GOAL - Type out the records that follow, exactly as given.

==============================

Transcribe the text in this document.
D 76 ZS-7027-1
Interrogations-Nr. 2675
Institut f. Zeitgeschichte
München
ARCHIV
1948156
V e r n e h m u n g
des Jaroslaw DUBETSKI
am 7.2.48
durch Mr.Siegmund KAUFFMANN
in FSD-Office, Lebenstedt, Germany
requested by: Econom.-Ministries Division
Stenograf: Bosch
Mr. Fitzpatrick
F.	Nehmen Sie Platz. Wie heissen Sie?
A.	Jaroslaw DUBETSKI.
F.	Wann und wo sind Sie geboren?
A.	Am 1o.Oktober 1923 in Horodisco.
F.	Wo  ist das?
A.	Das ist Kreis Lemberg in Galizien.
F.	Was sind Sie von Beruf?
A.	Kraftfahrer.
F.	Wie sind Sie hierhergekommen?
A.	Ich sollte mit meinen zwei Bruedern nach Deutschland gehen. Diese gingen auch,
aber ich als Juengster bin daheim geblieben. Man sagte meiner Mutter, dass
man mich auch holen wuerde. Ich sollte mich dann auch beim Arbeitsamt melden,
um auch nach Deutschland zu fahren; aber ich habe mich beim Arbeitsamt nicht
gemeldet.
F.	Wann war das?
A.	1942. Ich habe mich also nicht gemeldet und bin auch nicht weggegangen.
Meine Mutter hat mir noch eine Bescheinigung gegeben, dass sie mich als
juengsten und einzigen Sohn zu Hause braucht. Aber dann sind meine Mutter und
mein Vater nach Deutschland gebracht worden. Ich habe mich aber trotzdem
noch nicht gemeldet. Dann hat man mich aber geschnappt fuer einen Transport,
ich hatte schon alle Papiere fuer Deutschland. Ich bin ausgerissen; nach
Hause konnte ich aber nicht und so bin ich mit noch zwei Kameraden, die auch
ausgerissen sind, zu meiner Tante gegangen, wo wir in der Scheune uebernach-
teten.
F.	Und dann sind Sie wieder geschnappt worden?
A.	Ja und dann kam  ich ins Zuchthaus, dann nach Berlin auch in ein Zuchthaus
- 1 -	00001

==============================

OUTPUT OF THE TASK -
Transcribe the text in this document.
D 76 ZS-7027-1
Interrogations-Nr. 2675
Institut f. Zeitgeschichte
München
ARCHIV
1948156
V e r n e h m u n g
des Jaroslaw DUBETSKI
am 7.2.48
durch Mr.Siegmund KAUFFMANN
in FSD-Office, Lebenstedt, Germany
requested by: Econom.-Ministries Division
Stenograf: Bosch
Mr. Fitzpatrick
F.	Nehmen Sie Platz. Wie heissen Sie?
A.	Jaroslaw DUBETSKI.
F.	Wann und wo sind Sie geboren?
A.	Am 1o.Oktober 1923 in Horodisco.
F.	Wo  ist das?
A.	Das ist Kreis Lemberg in Galizien.
F.	Was sind Sie von Beruf?
A.	Kraftfahrer.
F.	Wie sind Sie hierhergekommen?
A.	Ich sollte mit meinen zwei Bruedern nach Deutschland gehen. Diese gingen auch,
aber ich als Juengster bin daheim geblieben. Man sagte meiner Mutter, dass
man mich auch holen wuerde. Ich sollte mich dann auch beim Arbeitsamt melden,
um auch nach Deutschland zu fahren; aber ich habe mich beim Arbeitsamt nicht
gemeldet.
F.	Wann war das?
A.	1942. Ich habe mich also nicht gemeldet und bin auch nicht weggegangen.
Meine Mutter hat mir noch eine Bescheinigung gegeben, dass sie mich als
juengsten und einzigen Sohn zu Hause braucht. Aber dann sind meine Mutter und
mein Vater nach Deutschland gebracht worden. Ich habe mich aber trotzdem
noch nicht gemeldet. Dann hat man mich aber geschnappt fuer einen Transport,
ich hatte schon alle Papiere fuer Deutschland. Ich bin ausgerissen; nach
Hause konnte ich aber nicht und so bin ich mit noch zwei Kameraden, die auch
ausgerissen sind, zu meiner Tante gegangen, wo wir in der Scheune uebernach-
teten.
F.	Und dann sind Sie wieder geschnappt worden?
A.	Ja und dann kam  ich ins Zuchthaus, dann nach Berlin auch in ein Zuchthaus
- 1 -	00001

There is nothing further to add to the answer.